■ **Exercise instructions**: Without the images, write out the whole listing exactly.

***** Entries shown *****

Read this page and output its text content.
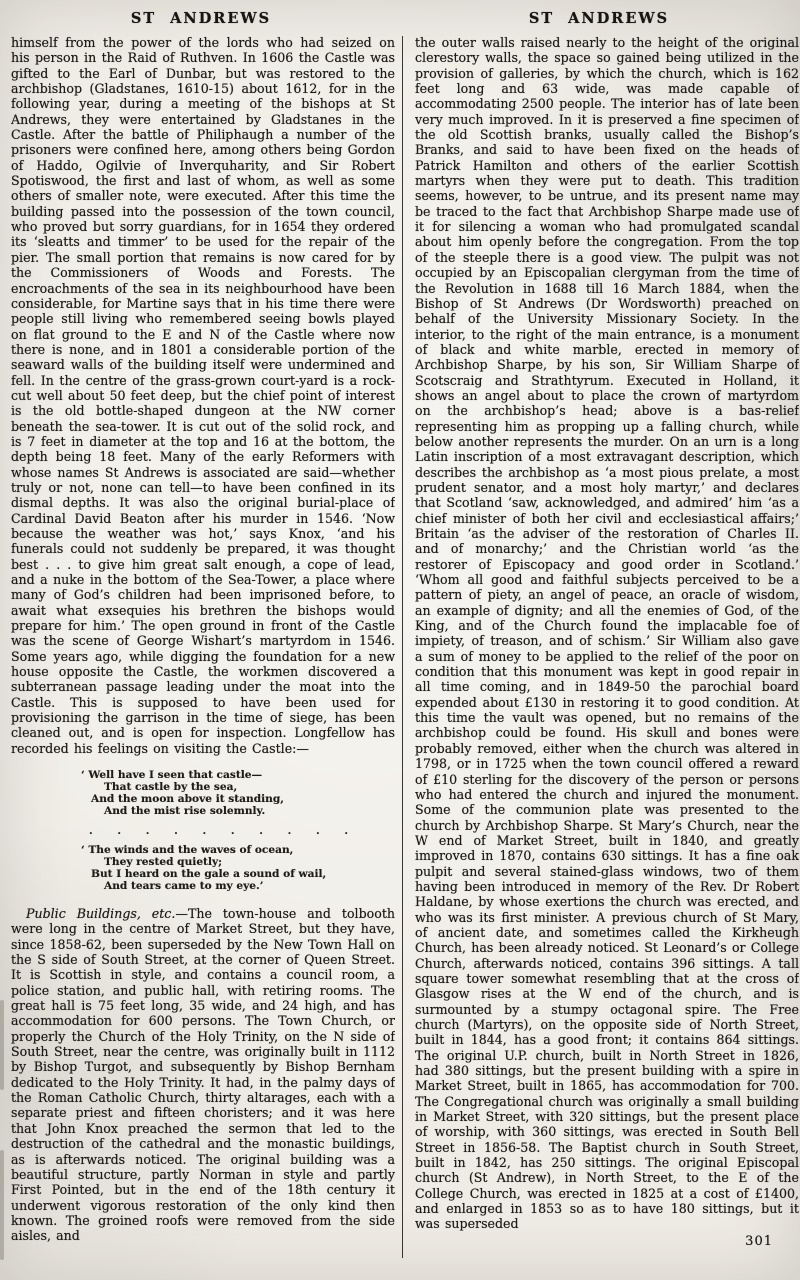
ST ANDREWS	ST ANDREWS

himself from the power of the lords who had seized on his person in the Raid of Ruthven. In 1606 the Castle was gifted to the Earl of Dunbar, but was restored to the archbishop (Gladstanes, 1610-15) about 1612, for in the following year, during a meeting of the bishops at St Andrews, they were entertained by Gladstanes in the Castle. After the battle of Philiphaugh a number of the prisoners were confined here, among others being Gordon of Haddo, Ogilvie of Inverquharity, and Sir Robert Spotiswood, the first and last of whom, as well as some others of smaller note, were executed. After this time the building passed into the possession of the town council, who proved but sorry guardians, for in 1654 they ordered its ‘sleatts and timmer’ to be used for the repair of the pier. The small portion that remains is now cared for by the Commissioners of Woods and Forests. The encroachments of the sea in its neighbourhood have been considerable, for Martine says that in his time there were people still living who remembered seeing bowls played on flat ground to the E and N of the Castle where now there is none, and in 1801 a considerable portion of the seaward walls of the building itself were undermined and fell. In the centre of the grass-grown court-yard is a rock-cut well about 50 feet deep, but the chief point of interest is the old bottle-shaped dungeon at the NW corner beneath the sea-tower. It is cut out of the solid rock, and is 7 feet in diameter at the top and 16 at the bottom, the depth being 18 feet. Many of the early Reformers with whose names St Andrews is associated are said—whether truly or not, none can tell—to have been confined in its dismal depths. It was also the original burial-place of Cardinal David Beaton after his murder in 1546. ‘Now because the weather was hot,’ says Knox, ‘and his funerals could not suddenly be prepared, it was thought best . . . to give him great salt enough, a cope of lead, and a nuke in the bottom of the Sea-Tower, a place where many of God’s children had been imprisoned before, to await what exsequies his brethren the bishops would prepare for him.’ The open ground in front of the Castle was the scene of George Wishart’s martyrdom in 1546. Some years ago, while digging the foundation for a new house opposite the Castle, the workmen discovered a subterranean passage leading under the moat into the Castle. This is supposed to have been used for provisioning the garrison in the time of siege, has been cleaned out, and is open for inspection. Longfellow has recorded his feelings on visiting the Castle:—

‘ Well have I seen that castle—
That castle by the sea,
And the moon above it standing,
And the mist rise solemnly.
. . . . . . . . . .
‘ The winds and the waves of ocean,
They rested quietly;
But I heard on the gale a sound of wail,
And tears came to my eye.’

Public Buildings, etc.—The town-house and tolbooth were long in the centre of Market Street, but they have, since 1858-62, been superseded by the New Town Hall on the S side of South Street, at the corner of Queen Street. It is Scottish in style, and contains a council room, a police station, and public hall, with retiring rooms. The great hall is 75 feet long, 35 wide, and 24 high, and has accommodation for 600 persons. The Town Church, or properly the Church of the Holy Trinity, on the N side of South Street, near the centre, was originally built in 1112 by Bishop Turgot, and subsequently by Bishop Bernham dedicated to the Holy Trinity. It had, in the palmy days of the Roman Catholic Church, thirty altarages, each with a separate priest and fifteen choristers; and it was here that John Knox preached the sermon that led to the destruction of the cathedral and the monastic buildings, as is afterwards noticed. The original building was a beautiful structure, partly Norman in style and partly First Pointed, but in the end of the 18th century it underwent vigorous restoration of the only kind then known. The groined roofs were removed from the side aisles, and

the outer walls raised nearly to the height of the original clerestory walls, the space so gained being utilized in the provision of galleries, by which the church, which is 162 feet long and 63 wide, was made capable of accommodating 2500 people. The interior has of late been very much improved. In it is preserved a fine specimen of the old Scottish branks, usually called the Bishop’s Branks, and said to have been fixed on the heads of Patrick Hamilton and others of the earlier Scottish martyrs when they were put to death. This tradition seems, however, to be untrue, and its present name may be traced to the fact that Archbishop Sharpe made use of it for silencing a woman who had promulgated scandal about him openly before the congregation. From the top of the steeple there is a good view. The pulpit was not occupied by an Episcopalian clergyman from the time of the Revolution in 1688 till 16 March 1884, when the Bishop of St Andrews (Dr Wordsworth) preached on behalf of the University Missionary Society. In the interior, to the right of the main entrance, is a monument of black and white marble, erected in memory of Archbishop Sharpe, by his son, Sir William Sharpe of Scotscraig and Strathtyrum. Executed in Holland, it shows an angel about to place the crown of martyrdom on the archbishop’s head; above is a bas-relief representing him as propping up a falling church, while below another represents the murder. On an urn is a long Latin inscription of a most extravagant description, which describes the archbishop as ‘a most pious prelate, a most prudent senator, and a most holy martyr,’ and declares that Scotland ‘saw, acknowledged, and admired’ him ‘as a chief minister of both her civil and ecclesiastical affairs;’ Britain ‘as the adviser of the restoration of Charles II. and of monarchy;’ and the Christian world ‘as the restorer of Episcopacy and good order in Scotland.’ ‘Whom all good and faithful subjects perceived to be a pattern of piety, an angel of peace, an oracle of wisdom, an example of dignity; and all the enemies of God, of the King, and of the Church found the implacable foe of impiety, of treason, and of schism.’ Sir William also gave a sum of money to be applied to the relief of the poor on condition that this monument was kept in good repair in all time coming, and in 1849-50 the parochial board expended about £130 in restoring it to good condition. At this time the vault was opened, but no remains of the archbishop could be found. His skull and bones were probably removed, either when the church was altered in 1798, or in 1725 when the town council offered a reward of £10 sterling for the discovery of the person or persons who had entered the church and injured the monument. Some of the communion plate was presented to the church by Archbishop Sharpe. St Mary’s Church, near the W end of Market Street, built in 1840, and greatly improved in 1870, contains 630 sittings. It has a fine oak pulpit and several stained-glass windows, two of them having been introduced in memory of the Rev. Dr Robert Haldane, by whose exertions the church was erected, and who was its first minister. A previous church of St Mary, of ancient date, and sometimes called the Kirkheugh Church, has been already noticed. St Leonard’s or College Church, afterwards noticed, contains 396 sittings. A tall square tower somewhat resembling that at the cross of Glasgow rises at the W end of the church, and is surmounted by a stumpy octagonal spire. The Free church (Martyrs), on the opposite side of North Street, built in 1844, has a good front; it contains 864 sittings. The original U.P. church, built in North Street in 1826, had 380 sittings, but the present building with a spire in Market Street, built in 1865, has accommodation for 700. The Congregational church was originally a small building in Market Street, with 320 sittings, but the present place of worship, with 360 sittings, was erected in South Bell Street in 1856-58. The Baptist church in South Street, built in 1842, has 250 sittings. The original Episcopal church (St Andrew), in North Street, to the E of the College Church, was erected in 1825 at a cost of £1400, and enlarged in 1853 so as to have 180 sittings, but it was superseded

301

*****

■ **Result of this task**:
Read this page and output its text content.
ST ANDREWS	ST ANDREWS

himself from the power of the lords who had seized on his person in the Raid of Ruthven. In 1606 the Castle was gifted to the Earl of Dunbar, but was restored to the archbishop (Gladstanes, 1610-15) about 1612, for in the following year, during a meeting of the bishops at St Andrews, they were entertained by Gladstanes in the Castle. After the battle of Philiphaugh a number of the prisoners were confined here, among others being Gordon of Haddo, Ogilvie of Inverquharity, and Sir Robert Spotiswood, the first and last of whom, as well as some others of smaller note, were executed. After this time the building passed into the possession of the town council, who proved but sorry guardians, for in 1654 they ordered its ‘sleatts and timmer’ to be used for the repair of the pier. The small portion that remains is now cared for by the Commissioners of Woods and Forests. The encroachments of the sea in its neighbourhood have been considerable, for Martine says that in his time there were people still living who remembered seeing bowls played on flat ground to the E and N of the Castle where now there is none, and in 1801 a considerable portion of the seaward walls of the building itself were undermined and fell. In the centre of the grass-grown court-yard is a rock-cut well about 50 feet deep, but the chief point of interest is the old bottle-shaped dungeon at the NW corner beneath the sea-tower. It is cut out of the solid rock, and is 7 feet in diameter at the top and 16 at the bottom, the depth being 18 feet. Many of the early Reformers with whose names St Andrews is associated are said—whether truly or not, none can tell—to have been confined in its dismal depths. It was also the original burial-place of Cardinal David Beaton after his murder in 1546. ‘Now because the weather was hot,’ says Knox, ‘and his funerals could not suddenly be prepared, it was thought best . . . to give him great salt enough, a cope of lead, and a nuke in the bottom of the Sea-Tower, a place where many of God’s children had been imprisoned before, to await what exsequies his brethren the bishops would prepare for him.’ The open ground in front of the Castle was the scene of George Wishart’s martyrdom in 1546. Some years ago, while digging the foundation for a new house opposite the Castle, the workmen discovered a subterranean passage leading under the moat into the Castle. This is supposed to have been used for provisioning the garrison in the time of siege, has been cleaned out, and is open for inspection. Longfellow has recorded his feelings on visiting the Castle:—

‘ Well have I seen that castle—
That castle by the sea,
And the moon above it standing,
And the mist rise solemnly.
. . . . . . . . . .
‘ The winds and the waves of ocean,
They rested quietly;
But I heard on the gale a sound of wail,
And tears came to my eye.’

Public Buildings, etc.—The town-house and tolbooth were long in the centre of Market Street, but they have, since 1858-62, been superseded by the New Town Hall on the S side of South Street, at the corner of Queen Street. It is Scottish in style, and contains a council room, a police station, and public hall, with retiring rooms. The great hall is 75 feet long, 35 wide, and 24 high, and has accommodation for 600 persons. The Town Church, or properly the Church of the Holy Trinity, on the N side of South Street, near the centre, was originally built in 1112 by Bishop Turgot, and subsequently by Bishop Bernham dedicated to the Holy Trinity. It had, in the palmy days of the Roman Catholic Church, thirty altarages, each with a separate priest and fifteen choristers; and it was here that John Knox preached the sermon that led to the destruction of the cathedral and the monastic buildings, as is afterwards noticed. The original building was a beautiful structure, partly Norman in style and partly First Pointed, but in the end of the 18th century it underwent vigorous restoration of the only kind then known. The groined roofs were removed from the side aisles, and

the outer walls raised nearly to the height of the original clerestory walls, the space so gained being utilized in the provision of galleries, by which the church, which is 162 feet long and 63 wide, was made capable of accommodating 2500 people. The interior has of late been very much improved. In it is preserved a fine specimen of the old Scottish branks, usually called the Bishop’s Branks, and said to have been fixed on the heads of Patrick Hamilton and others of the earlier Scottish martyrs when they were put to death. This tradition seems, however, to be untrue, and its present name may be traced to the fact that Archbishop Sharpe made use of it for silencing a woman who had promulgated scandal about him openly before the congregation. From the top of the steeple there is a good view. The pulpit was not occupied by an Episcopalian clergyman from the time of the Revolution in 1688 till 16 March 1884, when the Bishop of St Andrews (Dr Wordsworth) preached on behalf of the University Missionary Society. In the interior, to the right of the main entrance, is a monument of black and white marble, erected in memory of Archbishop Sharpe, by his son, Sir William Sharpe of Scotscraig and Strathtyrum. Executed in Holland, it shows an angel about to place the crown of martyrdom on the archbishop’s head; above is a bas-relief representing him as propping up a falling church, while below another represents the murder. On an urn is a long Latin inscription of a most extravagant description, which describes the archbishop as ‘a most pious prelate, a most prudent senator, and a most holy martyr,’ and declares that Scotland ‘saw, acknowledged, and admired’ him ‘as a chief minister of both her civil and ecclesiastical affairs;’ Britain ‘as the adviser of the restoration of Charles II. and of monarchy;’ and the Christian world ‘as the restorer of Episcopacy and good order in Scotland.’ ‘Whom all good and faithful subjects perceived to be a pattern of piety, an angel of peace, an oracle of wisdom, an example of dignity; and all the enemies of God, of the King, and of the Church found the implacable foe of impiety, of treason, and of schism.’ Sir William also gave a sum of money to be applied to the relief of the poor on condition that this monument was kept in good repair in all time coming, and in 1849-50 the parochial board expended about £130 in restoring it to good condition. At this time the vault was opened, but no remains of the archbishop could be found. His skull and bones were probably removed, either when the church was altered in 1798, or in 1725 when the town council offered a reward of £10 sterling for the discovery of the person or persons who had entered the church and injured the monument. Some of the communion plate was presented to the church by Archbishop Sharpe. St Mary’s Church, near the W end of Market Street, built in 1840, and greatly improved in 1870, contains 630 sittings. It has a fine oak pulpit and several stained-glass windows, two of them having been introduced in memory of the Rev. Dr Robert Haldane, by whose exertions the church was erected, and who was its first minister. A previous church of St Mary, of ancient date, and sometimes called the Kirkheugh Church, has been already noticed. St Leonard’s or College Church, afterwards noticed, contains 396 sittings. A tall square tower somewhat resembling that at the cross of Glasgow rises at the W end of the church, and is surmounted by a stumpy octagonal spire. The Free church (Martyrs), on the opposite side of North Street, built in 1844, has a good front; it contains 864 sittings. The original U.P. church, built in North Street in 1826, had 380 sittings, but the present building with a spire in Market Street, built in 1865, has accommodation for 700. The Congregational church was originally a small building in Market Street, with 320 sittings, but the present place of worship, with 360 sittings, was erected in South Bell Street in 1856-58. The Baptist church in South Street, built in 1842, has 250 sittings. The original Episcopal church (St Andrew), in North Street, to the E of the College Church, was erected in 1825 at a cost of £1400, and enlarged in 1853 so as to have 180 sittings, but it was superseded

301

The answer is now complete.